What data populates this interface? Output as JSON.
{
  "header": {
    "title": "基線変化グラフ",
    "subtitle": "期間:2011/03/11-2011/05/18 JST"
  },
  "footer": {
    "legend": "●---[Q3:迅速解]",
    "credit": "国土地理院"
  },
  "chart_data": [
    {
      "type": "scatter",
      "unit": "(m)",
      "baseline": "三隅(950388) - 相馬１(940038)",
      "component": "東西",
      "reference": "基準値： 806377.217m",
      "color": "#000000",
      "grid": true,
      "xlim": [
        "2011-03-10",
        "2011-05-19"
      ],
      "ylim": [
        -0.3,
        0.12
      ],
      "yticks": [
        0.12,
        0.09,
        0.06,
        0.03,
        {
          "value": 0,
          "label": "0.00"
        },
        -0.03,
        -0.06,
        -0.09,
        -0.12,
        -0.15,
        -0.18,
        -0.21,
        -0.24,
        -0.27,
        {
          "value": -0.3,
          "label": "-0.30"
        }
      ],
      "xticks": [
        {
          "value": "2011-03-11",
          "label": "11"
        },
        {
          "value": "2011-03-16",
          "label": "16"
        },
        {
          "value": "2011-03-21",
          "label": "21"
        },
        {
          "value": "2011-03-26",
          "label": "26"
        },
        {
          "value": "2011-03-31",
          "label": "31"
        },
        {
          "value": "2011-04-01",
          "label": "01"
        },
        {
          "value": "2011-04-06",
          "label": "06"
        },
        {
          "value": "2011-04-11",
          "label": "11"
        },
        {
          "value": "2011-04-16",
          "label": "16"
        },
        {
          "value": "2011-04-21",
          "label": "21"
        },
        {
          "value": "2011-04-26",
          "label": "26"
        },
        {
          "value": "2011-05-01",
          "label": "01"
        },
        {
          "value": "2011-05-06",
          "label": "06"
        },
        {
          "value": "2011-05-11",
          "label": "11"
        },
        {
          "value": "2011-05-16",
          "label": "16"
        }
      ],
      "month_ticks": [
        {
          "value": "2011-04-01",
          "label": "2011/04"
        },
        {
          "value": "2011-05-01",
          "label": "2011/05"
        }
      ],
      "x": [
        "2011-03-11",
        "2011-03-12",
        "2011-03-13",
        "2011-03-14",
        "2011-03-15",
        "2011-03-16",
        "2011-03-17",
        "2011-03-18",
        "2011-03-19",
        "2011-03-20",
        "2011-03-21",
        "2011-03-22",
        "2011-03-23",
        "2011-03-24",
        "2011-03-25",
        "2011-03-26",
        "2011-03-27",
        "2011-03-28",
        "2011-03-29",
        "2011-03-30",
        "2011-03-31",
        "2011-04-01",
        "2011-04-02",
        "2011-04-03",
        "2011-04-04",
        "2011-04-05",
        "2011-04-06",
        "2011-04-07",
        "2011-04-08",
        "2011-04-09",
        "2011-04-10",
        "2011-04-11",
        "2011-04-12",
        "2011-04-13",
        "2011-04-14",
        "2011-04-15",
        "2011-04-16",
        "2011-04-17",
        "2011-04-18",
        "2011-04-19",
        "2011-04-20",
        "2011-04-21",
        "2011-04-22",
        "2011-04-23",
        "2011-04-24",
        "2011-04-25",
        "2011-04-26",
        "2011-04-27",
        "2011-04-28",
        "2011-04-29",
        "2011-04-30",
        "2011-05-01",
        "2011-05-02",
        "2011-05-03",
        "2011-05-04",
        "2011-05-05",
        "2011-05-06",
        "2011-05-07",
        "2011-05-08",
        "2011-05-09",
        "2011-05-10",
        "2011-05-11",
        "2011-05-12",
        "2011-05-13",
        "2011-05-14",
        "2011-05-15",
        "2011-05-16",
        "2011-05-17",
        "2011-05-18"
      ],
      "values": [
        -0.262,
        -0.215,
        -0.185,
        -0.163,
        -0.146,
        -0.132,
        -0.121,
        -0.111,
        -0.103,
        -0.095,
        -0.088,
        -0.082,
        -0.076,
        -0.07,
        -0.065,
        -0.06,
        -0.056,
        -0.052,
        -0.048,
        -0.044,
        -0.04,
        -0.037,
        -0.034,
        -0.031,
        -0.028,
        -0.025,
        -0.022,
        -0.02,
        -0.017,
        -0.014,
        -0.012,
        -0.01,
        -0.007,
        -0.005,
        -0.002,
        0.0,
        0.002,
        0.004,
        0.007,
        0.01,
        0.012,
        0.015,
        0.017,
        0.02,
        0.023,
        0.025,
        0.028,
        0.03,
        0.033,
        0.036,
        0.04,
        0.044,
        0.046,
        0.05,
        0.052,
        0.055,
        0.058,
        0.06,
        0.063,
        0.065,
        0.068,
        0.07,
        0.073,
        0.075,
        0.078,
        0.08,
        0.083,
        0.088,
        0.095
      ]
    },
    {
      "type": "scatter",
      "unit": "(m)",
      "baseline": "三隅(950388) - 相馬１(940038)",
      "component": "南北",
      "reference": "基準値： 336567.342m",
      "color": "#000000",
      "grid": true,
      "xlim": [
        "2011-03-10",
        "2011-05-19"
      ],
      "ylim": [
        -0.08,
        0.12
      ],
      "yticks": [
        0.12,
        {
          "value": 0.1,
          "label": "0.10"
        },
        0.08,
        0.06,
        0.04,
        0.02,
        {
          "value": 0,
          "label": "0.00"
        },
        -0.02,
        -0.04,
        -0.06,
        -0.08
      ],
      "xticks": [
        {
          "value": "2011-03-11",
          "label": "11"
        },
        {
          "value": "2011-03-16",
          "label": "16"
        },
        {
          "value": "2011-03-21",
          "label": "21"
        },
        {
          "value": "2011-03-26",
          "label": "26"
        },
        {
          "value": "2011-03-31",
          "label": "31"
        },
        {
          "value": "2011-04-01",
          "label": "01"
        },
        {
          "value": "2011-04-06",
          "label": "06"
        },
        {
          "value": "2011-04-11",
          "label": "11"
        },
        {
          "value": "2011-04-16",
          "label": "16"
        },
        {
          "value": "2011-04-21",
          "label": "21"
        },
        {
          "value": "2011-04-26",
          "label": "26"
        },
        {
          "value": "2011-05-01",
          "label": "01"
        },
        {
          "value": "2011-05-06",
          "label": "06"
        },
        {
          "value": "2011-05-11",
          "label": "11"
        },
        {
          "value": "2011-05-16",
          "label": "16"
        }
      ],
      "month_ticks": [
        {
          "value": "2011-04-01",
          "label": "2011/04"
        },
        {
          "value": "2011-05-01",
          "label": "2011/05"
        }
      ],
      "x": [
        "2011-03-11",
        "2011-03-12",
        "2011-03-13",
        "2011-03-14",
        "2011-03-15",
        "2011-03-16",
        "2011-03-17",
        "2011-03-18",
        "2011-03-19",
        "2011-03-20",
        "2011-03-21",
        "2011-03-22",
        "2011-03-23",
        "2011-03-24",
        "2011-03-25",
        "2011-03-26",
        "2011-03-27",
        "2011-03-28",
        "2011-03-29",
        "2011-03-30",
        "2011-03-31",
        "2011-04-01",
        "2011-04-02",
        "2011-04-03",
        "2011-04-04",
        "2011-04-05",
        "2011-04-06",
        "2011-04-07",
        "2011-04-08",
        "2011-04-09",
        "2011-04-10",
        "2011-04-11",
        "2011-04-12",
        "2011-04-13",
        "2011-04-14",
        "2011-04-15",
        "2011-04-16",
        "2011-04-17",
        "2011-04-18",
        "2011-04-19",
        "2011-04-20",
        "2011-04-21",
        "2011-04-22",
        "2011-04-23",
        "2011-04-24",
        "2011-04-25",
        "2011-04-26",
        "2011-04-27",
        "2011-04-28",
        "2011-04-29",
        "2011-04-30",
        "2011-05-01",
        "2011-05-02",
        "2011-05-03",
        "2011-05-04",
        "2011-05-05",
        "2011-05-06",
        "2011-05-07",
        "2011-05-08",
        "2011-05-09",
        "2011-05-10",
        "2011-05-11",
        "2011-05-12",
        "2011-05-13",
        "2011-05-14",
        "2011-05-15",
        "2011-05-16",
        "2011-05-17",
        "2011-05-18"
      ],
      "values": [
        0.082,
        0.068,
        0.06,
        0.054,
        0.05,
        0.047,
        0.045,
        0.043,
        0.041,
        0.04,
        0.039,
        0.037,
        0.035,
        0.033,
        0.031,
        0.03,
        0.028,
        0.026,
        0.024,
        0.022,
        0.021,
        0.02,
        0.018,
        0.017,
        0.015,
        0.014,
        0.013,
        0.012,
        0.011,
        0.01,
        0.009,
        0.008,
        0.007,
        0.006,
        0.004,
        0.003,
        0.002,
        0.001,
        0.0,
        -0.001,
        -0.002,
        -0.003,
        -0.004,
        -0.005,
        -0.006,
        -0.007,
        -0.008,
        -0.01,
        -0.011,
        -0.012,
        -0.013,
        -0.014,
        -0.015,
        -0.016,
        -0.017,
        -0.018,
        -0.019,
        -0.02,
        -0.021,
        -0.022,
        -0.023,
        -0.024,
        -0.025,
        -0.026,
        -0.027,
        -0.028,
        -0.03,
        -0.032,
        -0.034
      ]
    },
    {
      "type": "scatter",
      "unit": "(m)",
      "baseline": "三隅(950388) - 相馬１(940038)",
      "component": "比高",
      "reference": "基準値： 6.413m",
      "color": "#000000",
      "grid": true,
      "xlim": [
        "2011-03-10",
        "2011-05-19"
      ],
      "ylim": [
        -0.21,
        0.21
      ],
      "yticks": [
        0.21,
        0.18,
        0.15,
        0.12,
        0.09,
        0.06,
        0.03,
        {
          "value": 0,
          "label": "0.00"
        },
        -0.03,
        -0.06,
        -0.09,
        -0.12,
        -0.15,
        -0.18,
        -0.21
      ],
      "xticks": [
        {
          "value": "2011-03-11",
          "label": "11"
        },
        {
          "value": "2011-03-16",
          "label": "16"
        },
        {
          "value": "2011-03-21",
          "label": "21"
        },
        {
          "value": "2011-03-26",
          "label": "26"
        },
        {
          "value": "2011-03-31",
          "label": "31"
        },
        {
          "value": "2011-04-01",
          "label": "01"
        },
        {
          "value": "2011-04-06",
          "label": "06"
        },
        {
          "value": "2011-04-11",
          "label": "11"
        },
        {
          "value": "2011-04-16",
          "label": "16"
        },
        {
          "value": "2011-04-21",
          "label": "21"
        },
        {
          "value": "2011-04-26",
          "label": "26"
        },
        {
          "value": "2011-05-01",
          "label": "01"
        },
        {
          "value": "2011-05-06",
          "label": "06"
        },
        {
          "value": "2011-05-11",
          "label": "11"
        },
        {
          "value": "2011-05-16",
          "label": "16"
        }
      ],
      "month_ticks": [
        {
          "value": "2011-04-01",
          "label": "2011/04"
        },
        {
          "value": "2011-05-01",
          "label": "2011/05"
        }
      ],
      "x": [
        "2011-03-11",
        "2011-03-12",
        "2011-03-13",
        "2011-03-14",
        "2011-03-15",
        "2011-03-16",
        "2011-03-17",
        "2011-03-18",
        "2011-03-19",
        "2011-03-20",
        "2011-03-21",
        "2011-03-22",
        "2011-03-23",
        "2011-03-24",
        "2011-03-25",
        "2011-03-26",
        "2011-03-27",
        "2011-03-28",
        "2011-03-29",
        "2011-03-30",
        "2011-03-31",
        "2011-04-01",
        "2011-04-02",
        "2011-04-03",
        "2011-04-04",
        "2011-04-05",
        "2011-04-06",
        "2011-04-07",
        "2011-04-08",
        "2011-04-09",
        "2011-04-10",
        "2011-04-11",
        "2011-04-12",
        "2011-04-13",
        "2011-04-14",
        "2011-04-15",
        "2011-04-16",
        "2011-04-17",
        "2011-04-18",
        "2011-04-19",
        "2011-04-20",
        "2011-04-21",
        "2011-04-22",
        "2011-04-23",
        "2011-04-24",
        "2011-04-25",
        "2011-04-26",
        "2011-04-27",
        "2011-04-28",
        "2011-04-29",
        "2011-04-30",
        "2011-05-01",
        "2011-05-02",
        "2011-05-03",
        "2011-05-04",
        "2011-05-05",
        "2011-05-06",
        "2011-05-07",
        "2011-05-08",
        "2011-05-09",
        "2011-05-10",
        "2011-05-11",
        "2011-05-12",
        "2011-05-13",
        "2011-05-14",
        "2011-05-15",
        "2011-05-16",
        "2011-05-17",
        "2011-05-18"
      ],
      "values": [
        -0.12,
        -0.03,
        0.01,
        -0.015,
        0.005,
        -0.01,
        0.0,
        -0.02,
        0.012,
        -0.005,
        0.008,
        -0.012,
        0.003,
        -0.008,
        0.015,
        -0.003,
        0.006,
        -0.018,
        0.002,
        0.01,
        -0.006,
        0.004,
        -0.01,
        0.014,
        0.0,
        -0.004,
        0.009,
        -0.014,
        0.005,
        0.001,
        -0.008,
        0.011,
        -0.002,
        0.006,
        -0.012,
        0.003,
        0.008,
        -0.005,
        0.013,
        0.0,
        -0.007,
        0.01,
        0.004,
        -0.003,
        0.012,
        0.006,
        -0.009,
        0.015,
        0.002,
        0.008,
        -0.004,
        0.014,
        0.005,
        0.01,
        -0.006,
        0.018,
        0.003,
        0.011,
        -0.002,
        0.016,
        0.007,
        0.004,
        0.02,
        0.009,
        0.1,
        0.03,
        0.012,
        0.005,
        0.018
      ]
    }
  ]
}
────────────────────
Pick out the lines containing the word "reference" and show them.

      "reference": "基準値： 806377.217m",
      "reference": "基準値： 336567.342m",
      "reference": "基準値： 6.413m",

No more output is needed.